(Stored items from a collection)
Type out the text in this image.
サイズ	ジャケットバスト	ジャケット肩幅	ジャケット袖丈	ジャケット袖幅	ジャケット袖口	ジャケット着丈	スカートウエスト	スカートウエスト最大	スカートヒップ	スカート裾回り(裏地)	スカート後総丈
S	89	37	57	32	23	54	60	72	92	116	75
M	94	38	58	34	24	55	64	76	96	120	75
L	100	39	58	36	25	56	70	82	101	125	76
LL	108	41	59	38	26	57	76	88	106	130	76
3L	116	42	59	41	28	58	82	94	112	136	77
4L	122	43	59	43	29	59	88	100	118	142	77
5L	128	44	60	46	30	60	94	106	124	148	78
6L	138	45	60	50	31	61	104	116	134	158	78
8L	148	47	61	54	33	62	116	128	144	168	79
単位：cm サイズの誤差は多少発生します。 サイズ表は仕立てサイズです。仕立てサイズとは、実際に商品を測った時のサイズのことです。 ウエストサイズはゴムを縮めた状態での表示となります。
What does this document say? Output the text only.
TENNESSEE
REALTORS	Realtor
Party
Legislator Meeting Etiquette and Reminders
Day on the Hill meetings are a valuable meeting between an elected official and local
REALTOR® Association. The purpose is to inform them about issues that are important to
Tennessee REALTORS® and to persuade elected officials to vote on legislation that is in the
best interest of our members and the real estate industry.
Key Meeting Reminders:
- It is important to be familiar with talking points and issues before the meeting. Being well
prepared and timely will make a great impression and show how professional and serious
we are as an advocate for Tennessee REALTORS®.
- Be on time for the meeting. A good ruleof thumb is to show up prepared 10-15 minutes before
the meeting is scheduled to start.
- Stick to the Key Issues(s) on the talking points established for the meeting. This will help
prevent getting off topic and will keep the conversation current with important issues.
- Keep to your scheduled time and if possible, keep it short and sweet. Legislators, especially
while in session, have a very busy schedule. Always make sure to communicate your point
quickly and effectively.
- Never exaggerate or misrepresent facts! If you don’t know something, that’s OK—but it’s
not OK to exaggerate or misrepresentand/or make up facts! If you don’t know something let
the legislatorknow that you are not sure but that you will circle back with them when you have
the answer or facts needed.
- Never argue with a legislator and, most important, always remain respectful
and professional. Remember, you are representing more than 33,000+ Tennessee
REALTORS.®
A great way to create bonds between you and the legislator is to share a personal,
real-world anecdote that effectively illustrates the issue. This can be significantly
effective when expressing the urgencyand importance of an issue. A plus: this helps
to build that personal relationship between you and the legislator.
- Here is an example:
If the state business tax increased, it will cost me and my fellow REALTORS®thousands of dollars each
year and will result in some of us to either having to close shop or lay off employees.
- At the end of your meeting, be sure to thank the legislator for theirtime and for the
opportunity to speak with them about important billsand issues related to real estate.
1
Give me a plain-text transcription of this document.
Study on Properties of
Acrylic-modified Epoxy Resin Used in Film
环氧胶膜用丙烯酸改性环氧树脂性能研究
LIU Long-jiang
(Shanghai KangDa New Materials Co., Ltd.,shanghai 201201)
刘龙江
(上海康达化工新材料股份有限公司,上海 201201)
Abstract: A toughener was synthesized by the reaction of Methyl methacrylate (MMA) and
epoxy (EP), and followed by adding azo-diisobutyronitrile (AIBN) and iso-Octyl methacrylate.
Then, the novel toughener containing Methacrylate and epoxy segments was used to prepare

▸ Stated exercise
Above are some records; repeat all of them exactly.

▸ Complete output
Type out the text in this image.
サイズ	ジャケットバスト	ジャケット肩幅	ジャケット袖丈	ジャケット袖幅	ジャケット袖口	ジャケット着丈	スカートウエスト	スカートウエスト最大	スカートヒップ	スカート裾回り(裏地)	スカート後総丈
S	89	37	57	32	23	54	60	72	92	116	75
M	94	38	58	34	24	55	64	76	96	120	75
L	100	39	58	36	25	56	70	82	101	125	76
LL	108	41	59	38	26	57	76	88	106	130	76
3L	116	42	59	41	28	58	82	94	112	136	77
4L	122	43	59	43	29	59	88	100	118	142	77
5L	128	44	60	46	30	60	94	106	124	148	78
6L	138	45	60	50	31	61	104	116	134	158	78
8L	148	47	61	54	33	62	116	128	144	168	79
単位：cm サイズの誤差は多少発生します。 サイズ表は仕立てサイズです。仕立てサイズとは、実際に商品を測った時のサイズのことです。 ウエストサイズはゴムを縮めた状態での表示となります。
What does this document say? Output the text only.
TENNESSEE
REALTORS	Realtor
Party
Legislator Meeting Etiquette and Reminders
Day on the Hill meetings are a valuable meeting between an elected official and local
REALTOR® Association. The purpose is to inform them about issues that are important to
Tennessee REALTORS® and to persuade elected officials to vote on legislation that is in the
best interest of our members and the real estate industry.
Key Meeting Reminders:
- It is important to be familiar with talking points and issues before the meeting. Being well
prepared and timely will make a great impression and show how professional and serious
we are as an advocate for Tennessee REALTORS®.
- Be on time for the meeting. A good ruleof thumb is to show up prepared 10-15 minutes before
the meeting is scheduled to start.
- Stick to the Key Issues(s) on the talking points established for the meeting. This will help
prevent getting off topic and will keep the conversation current with important issues.
- Keep to your scheduled time and if possible, keep it short and sweet. Legislators, especially
while in session, have a very busy schedule. Always make sure to communicate your point
quickly and effectively.
- Never exaggerate or misrepresent facts! If you don’t know something, that’s OK—but it’s
not OK to exaggerate or misrepresentand/or make up facts! If you don’t know something let
the legislatorknow that you are not sure but that you will circle back with them when you have
the answer or facts needed.
- Never argue with a legislator and, most important, always remain respectful
and professional. Remember, you are representing more than 33,000+ Tennessee
REALTORS.®
A great way to create bonds between you and the legislator is to share a personal,
real-world anecdote that effectively illustrates the issue. This can be significantly
effective when expressing the urgencyand importance of an issue. A plus: this helps
to build that personal relationship between you and the legislator.
- Here is an example:
If the state business tax increased, it will cost me and my fellow REALTORS®thousands of dollars each
year and will result in some of us to either having to close shop or lay off employees.
- At the end of your meeting, be sure to thank the legislator for theirtime and for the
opportunity to speak with them about important billsand issues related to real estate.
1
Give me a plain-text transcription of this document.
Study on Properties of
Acrylic-modified Epoxy Resin Used in Film
环氧胶膜用丙烯酸改性环氧树脂性能研究
LIU Long-jiang
(Shanghai KangDa New Materials Co., Ltd.,shanghai 201201)
刘龙江
(上海康达化工新材料股份有限公司,上海 201201)
Abstract: A toughener was synthesized by the reaction of Methyl methacrylate (MMA) and
epoxy (EP), and followed by adding azo-diisobutyronitrile (AIBN) and iso-Octyl methacrylate.
Then, the novel toughener containing Methacrylate and epoxy segments was used to prepare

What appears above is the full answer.